— Begin DATA RECORDS —

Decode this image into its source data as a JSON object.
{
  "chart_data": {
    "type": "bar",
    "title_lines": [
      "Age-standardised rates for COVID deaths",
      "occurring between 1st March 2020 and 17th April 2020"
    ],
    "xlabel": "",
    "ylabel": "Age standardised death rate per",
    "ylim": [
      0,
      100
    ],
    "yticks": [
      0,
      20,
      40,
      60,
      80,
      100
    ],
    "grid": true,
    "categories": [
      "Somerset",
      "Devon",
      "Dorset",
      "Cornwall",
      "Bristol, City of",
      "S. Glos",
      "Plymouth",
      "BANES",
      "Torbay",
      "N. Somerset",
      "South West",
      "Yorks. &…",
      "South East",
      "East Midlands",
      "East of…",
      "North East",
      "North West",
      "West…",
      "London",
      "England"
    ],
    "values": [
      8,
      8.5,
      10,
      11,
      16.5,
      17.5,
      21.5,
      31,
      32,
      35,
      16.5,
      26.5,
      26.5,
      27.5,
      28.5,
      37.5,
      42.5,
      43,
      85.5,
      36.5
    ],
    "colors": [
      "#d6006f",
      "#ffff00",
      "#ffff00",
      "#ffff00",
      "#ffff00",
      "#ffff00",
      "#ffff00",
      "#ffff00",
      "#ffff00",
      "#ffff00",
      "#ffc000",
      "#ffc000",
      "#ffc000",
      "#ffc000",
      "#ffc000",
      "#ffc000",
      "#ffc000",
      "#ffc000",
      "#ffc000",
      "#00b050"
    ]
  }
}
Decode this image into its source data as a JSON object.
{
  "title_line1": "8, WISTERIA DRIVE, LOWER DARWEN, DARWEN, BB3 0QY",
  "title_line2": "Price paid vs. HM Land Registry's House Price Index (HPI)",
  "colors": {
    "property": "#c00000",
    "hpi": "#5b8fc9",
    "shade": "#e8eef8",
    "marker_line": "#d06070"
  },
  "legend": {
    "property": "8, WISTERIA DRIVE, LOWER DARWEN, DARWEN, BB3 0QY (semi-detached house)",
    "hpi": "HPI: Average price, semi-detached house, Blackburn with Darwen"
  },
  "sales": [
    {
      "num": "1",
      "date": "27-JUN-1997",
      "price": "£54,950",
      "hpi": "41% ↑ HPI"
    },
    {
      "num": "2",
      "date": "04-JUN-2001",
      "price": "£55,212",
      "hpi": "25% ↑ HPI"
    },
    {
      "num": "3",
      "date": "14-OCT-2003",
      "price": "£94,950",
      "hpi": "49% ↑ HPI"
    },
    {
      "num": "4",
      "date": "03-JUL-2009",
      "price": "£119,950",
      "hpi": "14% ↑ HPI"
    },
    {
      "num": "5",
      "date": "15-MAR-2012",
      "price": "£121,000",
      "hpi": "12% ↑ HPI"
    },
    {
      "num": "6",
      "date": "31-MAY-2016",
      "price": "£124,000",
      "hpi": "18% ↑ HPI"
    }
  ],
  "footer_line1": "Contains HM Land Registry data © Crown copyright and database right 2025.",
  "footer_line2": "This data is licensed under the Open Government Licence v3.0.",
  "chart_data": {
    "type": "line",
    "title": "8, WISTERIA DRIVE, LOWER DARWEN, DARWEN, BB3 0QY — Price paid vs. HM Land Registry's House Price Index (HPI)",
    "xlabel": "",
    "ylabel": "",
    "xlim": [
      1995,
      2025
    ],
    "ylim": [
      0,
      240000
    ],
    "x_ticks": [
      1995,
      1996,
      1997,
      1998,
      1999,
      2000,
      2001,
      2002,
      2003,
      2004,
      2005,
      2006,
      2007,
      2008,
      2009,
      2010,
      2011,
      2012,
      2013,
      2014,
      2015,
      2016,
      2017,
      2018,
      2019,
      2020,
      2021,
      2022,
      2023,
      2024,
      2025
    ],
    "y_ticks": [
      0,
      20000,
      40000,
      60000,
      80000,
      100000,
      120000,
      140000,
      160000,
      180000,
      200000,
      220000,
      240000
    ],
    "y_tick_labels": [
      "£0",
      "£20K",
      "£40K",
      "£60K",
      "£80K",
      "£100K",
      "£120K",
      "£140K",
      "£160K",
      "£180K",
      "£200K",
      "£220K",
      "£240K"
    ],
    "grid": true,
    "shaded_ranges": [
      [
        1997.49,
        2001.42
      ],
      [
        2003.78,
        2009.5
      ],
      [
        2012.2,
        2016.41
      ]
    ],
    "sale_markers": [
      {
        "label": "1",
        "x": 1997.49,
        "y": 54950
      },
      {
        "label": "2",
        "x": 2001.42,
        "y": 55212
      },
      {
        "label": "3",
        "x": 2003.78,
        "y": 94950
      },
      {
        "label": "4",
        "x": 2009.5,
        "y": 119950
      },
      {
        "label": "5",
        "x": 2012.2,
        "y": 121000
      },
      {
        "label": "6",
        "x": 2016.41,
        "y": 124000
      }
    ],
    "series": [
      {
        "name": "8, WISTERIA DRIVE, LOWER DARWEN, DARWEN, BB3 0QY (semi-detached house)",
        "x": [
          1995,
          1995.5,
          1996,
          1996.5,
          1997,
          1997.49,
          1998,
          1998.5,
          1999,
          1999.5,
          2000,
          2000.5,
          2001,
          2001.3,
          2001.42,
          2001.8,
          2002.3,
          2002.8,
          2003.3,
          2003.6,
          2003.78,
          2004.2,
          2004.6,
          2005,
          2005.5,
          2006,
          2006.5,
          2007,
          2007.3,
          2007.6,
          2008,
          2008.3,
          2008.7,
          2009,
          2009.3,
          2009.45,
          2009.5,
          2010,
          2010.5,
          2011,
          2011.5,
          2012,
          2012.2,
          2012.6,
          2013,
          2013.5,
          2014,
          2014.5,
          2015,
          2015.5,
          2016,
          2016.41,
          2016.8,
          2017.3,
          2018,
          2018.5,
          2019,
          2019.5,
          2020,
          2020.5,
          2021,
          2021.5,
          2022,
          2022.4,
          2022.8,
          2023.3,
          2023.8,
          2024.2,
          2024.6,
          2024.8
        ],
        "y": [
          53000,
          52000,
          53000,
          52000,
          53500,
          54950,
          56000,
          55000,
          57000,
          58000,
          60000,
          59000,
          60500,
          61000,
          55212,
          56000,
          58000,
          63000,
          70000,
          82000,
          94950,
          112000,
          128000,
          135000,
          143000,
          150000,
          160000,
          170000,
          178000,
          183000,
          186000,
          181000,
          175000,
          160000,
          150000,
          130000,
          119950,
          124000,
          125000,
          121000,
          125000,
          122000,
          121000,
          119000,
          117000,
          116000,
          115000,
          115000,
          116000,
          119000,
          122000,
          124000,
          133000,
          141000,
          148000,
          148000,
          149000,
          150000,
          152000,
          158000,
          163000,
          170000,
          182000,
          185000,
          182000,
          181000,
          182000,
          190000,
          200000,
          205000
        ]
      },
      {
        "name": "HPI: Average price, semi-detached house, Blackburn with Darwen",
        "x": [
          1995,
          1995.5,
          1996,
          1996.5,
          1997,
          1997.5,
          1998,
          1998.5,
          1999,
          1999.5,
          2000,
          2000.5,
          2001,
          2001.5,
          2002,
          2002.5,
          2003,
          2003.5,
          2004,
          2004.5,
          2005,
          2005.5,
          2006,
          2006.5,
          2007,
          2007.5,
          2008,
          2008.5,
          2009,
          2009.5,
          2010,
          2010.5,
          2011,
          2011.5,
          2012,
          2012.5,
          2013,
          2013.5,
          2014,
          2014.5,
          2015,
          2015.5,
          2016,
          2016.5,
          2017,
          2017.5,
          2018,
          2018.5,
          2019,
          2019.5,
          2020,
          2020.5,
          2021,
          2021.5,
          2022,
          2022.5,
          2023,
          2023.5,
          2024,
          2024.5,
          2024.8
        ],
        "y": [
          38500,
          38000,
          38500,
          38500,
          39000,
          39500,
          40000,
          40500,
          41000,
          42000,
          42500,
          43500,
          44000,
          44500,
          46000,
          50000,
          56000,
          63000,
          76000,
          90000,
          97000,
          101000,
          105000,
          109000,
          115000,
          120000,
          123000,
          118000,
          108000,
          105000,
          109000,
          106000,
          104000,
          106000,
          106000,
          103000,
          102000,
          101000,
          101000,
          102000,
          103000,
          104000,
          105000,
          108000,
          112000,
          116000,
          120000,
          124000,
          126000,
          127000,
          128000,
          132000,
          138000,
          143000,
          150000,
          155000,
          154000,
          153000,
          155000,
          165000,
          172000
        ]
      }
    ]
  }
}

— End DATA RECORDS —

(WRITTEN PROBLEM): Where a line holds "with", copy it out.

(RESPONSE TO THE EXERCISE):
    "hpi": "HPI: Average price, semi-detached house, Blackburn with Darwen"
        "name": "HPI: Average price, semi-detached house, Blackburn with Darwen",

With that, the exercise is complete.